▶ _WHAT IS NEEDED_: Find each line with "this" and copy it.

▶ _EXTRACTED DATA_:

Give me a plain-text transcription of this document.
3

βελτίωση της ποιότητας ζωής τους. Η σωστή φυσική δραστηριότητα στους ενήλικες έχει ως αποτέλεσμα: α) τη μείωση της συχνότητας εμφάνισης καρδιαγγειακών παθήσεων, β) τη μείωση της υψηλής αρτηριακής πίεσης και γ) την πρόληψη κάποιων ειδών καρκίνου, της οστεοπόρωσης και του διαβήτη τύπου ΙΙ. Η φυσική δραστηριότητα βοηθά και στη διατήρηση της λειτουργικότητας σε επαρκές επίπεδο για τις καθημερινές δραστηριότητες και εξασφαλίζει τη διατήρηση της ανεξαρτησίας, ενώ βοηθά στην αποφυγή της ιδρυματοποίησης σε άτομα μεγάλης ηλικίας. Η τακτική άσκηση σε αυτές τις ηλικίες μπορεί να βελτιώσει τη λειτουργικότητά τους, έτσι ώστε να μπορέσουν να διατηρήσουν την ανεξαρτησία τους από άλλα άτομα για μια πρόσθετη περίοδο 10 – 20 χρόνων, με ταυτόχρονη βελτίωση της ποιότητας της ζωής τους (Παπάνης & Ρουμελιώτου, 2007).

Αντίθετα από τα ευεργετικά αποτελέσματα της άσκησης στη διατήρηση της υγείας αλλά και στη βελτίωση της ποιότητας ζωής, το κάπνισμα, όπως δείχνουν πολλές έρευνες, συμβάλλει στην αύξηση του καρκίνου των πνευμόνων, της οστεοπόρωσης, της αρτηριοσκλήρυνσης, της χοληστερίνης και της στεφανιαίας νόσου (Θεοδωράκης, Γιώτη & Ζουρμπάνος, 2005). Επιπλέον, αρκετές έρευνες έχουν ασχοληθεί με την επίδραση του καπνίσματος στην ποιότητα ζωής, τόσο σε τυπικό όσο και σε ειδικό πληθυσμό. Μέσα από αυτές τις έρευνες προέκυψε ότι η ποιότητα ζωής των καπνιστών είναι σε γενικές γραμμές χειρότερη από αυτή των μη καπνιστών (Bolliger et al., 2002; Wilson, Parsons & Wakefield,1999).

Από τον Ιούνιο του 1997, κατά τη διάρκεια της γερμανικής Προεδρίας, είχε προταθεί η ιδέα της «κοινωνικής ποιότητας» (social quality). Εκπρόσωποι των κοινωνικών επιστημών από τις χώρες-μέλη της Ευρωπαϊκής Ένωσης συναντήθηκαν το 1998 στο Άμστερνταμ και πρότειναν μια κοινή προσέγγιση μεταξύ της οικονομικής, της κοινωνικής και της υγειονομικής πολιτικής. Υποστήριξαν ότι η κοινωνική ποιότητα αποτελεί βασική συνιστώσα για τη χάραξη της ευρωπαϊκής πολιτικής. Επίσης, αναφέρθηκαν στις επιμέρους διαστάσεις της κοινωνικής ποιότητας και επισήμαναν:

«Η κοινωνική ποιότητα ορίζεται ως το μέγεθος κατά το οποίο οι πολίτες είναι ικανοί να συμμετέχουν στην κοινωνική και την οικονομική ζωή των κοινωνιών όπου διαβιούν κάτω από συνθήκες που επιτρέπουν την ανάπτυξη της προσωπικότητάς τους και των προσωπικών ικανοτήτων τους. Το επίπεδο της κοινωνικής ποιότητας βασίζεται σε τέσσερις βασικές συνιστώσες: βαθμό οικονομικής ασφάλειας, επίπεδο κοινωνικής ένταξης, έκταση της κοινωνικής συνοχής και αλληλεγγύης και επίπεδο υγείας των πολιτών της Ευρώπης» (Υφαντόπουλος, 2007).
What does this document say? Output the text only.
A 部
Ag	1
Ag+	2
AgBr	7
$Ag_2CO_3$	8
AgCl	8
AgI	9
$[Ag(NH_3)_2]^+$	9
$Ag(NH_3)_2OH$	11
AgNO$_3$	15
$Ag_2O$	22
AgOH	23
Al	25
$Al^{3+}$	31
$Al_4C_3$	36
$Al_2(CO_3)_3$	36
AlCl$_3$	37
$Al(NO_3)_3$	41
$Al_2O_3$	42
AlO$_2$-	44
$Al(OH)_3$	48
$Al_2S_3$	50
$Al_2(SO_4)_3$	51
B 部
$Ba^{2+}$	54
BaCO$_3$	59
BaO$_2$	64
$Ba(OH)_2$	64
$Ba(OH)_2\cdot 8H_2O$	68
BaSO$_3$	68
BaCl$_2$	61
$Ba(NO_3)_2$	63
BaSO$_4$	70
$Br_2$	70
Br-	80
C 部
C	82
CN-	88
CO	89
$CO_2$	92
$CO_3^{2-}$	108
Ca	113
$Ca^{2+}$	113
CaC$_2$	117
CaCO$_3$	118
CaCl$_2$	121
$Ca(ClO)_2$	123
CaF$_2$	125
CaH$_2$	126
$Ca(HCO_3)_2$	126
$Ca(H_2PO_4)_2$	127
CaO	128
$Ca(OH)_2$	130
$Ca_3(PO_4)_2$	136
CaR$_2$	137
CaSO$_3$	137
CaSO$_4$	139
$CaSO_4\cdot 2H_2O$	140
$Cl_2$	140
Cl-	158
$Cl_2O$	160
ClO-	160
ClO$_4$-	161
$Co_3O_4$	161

▶ _TASK RESPONSE_:
Give me a plain-text transcription of this document.
What does this document say? Output the text only.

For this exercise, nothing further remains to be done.